● Task details
Please retype everything from the start of the material down to the line that contains "point xyxy=(805,316,816,327)", including both ends, without changing a single character.

● Data to use
***

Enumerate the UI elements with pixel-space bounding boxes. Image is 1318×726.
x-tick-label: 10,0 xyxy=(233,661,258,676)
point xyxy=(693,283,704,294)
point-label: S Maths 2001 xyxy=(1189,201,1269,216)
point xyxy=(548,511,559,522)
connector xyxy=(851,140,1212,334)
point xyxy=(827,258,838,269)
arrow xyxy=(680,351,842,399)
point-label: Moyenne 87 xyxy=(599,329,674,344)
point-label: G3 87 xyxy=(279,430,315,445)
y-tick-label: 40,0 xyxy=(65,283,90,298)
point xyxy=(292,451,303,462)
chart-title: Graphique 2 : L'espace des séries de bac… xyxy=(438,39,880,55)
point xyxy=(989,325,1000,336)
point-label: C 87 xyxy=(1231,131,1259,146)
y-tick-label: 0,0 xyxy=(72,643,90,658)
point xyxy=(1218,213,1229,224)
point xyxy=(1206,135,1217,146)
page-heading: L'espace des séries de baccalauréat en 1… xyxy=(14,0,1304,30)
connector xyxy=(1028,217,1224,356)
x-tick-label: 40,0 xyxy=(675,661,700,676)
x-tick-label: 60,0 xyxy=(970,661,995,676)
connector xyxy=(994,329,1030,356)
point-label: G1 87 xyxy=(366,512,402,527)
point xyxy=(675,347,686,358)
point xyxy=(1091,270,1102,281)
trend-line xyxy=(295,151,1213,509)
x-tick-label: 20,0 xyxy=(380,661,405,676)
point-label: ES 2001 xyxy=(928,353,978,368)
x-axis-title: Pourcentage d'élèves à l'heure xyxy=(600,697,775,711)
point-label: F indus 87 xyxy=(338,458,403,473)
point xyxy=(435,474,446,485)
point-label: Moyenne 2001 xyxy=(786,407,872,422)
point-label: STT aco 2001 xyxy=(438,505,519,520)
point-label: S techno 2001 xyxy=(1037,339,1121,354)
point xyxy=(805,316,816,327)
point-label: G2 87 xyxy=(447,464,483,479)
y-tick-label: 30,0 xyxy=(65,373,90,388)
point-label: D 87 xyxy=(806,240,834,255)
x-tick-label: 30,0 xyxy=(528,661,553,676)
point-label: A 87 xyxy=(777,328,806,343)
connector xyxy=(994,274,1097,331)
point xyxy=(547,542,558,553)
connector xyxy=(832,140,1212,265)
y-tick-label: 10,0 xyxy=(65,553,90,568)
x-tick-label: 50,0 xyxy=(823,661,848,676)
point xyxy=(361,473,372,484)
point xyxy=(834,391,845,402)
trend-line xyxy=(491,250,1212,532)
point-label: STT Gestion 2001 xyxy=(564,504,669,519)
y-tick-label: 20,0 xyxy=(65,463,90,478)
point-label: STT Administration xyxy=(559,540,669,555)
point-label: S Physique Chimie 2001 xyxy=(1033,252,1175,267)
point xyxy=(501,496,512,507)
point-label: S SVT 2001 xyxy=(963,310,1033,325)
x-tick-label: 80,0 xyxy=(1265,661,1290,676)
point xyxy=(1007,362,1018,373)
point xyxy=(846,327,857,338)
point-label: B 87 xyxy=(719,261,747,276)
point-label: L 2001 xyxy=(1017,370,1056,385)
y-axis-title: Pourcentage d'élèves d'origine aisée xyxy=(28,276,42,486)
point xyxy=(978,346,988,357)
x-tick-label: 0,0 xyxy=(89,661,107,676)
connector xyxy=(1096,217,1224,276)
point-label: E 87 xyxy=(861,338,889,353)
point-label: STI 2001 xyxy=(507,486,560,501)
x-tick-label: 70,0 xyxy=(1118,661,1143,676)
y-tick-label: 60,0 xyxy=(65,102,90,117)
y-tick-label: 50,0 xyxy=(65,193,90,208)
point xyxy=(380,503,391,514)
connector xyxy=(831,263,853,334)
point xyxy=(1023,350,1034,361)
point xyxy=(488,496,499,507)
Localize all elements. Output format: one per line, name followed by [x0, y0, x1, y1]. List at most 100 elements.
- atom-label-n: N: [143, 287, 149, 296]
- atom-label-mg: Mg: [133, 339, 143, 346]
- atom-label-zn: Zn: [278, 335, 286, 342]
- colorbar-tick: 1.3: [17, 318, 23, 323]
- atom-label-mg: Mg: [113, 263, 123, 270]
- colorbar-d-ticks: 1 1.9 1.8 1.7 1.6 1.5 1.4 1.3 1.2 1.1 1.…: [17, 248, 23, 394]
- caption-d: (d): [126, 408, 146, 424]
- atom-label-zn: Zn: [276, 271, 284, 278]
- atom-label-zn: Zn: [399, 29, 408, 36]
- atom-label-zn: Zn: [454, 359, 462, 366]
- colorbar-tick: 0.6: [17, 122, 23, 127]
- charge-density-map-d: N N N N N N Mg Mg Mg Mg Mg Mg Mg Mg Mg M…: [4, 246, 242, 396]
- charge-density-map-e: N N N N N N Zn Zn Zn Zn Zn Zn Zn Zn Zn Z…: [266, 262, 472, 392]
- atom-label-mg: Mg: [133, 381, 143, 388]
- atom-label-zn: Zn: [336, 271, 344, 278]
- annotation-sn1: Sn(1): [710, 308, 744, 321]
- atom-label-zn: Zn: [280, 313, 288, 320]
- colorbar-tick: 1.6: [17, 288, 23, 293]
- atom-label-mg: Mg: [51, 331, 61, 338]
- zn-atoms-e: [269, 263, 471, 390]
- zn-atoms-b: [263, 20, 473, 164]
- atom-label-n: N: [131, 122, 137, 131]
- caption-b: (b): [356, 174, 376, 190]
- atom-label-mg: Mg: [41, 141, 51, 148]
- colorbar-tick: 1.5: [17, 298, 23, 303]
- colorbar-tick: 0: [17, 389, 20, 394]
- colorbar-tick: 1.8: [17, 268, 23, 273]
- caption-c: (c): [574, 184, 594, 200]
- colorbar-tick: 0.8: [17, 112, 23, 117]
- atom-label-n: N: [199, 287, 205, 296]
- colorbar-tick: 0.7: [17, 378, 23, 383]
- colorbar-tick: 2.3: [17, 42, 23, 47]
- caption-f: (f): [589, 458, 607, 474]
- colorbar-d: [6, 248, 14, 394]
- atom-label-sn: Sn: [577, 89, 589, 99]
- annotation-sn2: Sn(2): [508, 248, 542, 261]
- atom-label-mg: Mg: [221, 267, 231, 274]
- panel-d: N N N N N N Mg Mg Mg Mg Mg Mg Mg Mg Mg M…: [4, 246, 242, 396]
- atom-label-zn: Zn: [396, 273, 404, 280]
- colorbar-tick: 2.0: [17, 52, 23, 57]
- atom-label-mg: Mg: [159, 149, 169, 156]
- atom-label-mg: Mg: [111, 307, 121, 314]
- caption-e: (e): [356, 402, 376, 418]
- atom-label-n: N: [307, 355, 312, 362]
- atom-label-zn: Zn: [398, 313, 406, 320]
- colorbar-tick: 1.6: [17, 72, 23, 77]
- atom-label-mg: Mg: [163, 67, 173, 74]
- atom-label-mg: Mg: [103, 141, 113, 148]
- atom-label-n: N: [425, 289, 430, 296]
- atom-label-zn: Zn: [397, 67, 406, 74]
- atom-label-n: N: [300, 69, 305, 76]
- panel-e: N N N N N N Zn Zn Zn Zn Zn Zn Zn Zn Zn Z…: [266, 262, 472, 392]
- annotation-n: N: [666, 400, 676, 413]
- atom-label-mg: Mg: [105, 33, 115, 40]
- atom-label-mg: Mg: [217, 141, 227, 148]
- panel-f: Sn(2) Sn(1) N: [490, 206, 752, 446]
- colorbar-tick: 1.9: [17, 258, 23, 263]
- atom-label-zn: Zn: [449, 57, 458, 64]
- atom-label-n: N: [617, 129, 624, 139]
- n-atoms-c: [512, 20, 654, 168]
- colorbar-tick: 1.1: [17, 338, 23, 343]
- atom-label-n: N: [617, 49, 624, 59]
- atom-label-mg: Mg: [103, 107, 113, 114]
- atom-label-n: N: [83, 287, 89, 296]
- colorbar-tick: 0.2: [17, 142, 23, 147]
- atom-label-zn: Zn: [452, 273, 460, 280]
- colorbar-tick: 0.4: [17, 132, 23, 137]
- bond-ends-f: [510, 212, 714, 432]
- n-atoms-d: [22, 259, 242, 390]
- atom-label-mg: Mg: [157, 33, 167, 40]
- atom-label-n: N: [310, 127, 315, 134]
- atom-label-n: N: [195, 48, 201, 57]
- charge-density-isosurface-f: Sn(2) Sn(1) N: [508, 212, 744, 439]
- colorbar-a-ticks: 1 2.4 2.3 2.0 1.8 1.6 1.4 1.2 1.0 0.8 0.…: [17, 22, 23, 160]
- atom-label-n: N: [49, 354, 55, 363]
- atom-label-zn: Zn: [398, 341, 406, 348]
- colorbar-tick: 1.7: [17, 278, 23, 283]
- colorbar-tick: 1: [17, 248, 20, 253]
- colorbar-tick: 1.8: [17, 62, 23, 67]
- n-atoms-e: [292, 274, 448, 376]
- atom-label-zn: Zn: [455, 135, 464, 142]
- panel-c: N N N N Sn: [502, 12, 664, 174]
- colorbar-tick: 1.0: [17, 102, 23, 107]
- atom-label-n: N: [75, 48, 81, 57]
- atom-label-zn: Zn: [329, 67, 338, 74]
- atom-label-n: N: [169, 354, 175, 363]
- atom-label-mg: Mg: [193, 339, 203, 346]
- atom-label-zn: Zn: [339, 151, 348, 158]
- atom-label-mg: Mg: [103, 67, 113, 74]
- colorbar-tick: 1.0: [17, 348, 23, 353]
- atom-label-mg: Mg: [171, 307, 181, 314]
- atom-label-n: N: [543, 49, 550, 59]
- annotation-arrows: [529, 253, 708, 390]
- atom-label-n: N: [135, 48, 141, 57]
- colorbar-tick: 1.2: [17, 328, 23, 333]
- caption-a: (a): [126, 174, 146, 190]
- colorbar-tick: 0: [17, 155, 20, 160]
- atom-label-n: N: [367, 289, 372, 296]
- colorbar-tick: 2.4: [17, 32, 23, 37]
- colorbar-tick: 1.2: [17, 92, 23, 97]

***

● Correct result
Enumerate the UI elements with pixel-space bounding boxes. Image is 1318×726.
x-tick-label: 10,0 xyxy=(233,661,258,676)
point xyxy=(693,283,704,294)
point-label: S Maths 2001 xyxy=(1189,201,1269,216)
point xyxy=(548,511,559,522)
connector xyxy=(851,140,1212,334)
point xyxy=(827,258,838,269)
arrow xyxy=(680,351,842,399)
point-label: Moyenne 87 xyxy=(599,329,674,344)
point-label: G3 87 xyxy=(279,430,315,445)
y-tick-label: 40,0 xyxy=(65,283,90,298)
point xyxy=(292,451,303,462)
chart-title: Graphique 2 : L'espace des séries de bac… xyxy=(438,39,880,55)
point xyxy=(989,325,1000,336)
point-label: C 87 xyxy=(1231,131,1259,146)
y-tick-label: 0,0 xyxy=(72,643,90,658)
point xyxy=(1218,213,1229,224)
point xyxy=(1206,135,1217,146)
page-heading: L'espace des séries de baccalauréat en 1… xyxy=(14,0,1304,30)
connector xyxy=(1028,217,1224,356)
x-tick-label: 40,0 xyxy=(675,661,700,676)
x-tick-label: 60,0 xyxy=(970,661,995,676)
connector xyxy=(994,329,1030,356)
point-label: G1 87 xyxy=(366,512,402,527)
point xyxy=(675,347,686,358)
point xyxy=(1091,270,1102,281)
trend-line xyxy=(295,151,1213,509)
x-tick-label: 20,0 xyxy=(380,661,405,676)
point-label: ES 2001 xyxy=(928,353,978,368)
x-axis-title: Pourcentage d'élèves à l'heure xyxy=(600,697,775,711)
point-label: F indus 87 xyxy=(338,458,403,473)
point xyxy=(435,474,446,485)
point-label: Moyenne 2001 xyxy=(786,407,872,422)
point-label: STT aco 2001 xyxy=(438,505,519,520)
point-label: S techno 2001 xyxy=(1037,339,1121,354)
point xyxy=(805,316,816,327)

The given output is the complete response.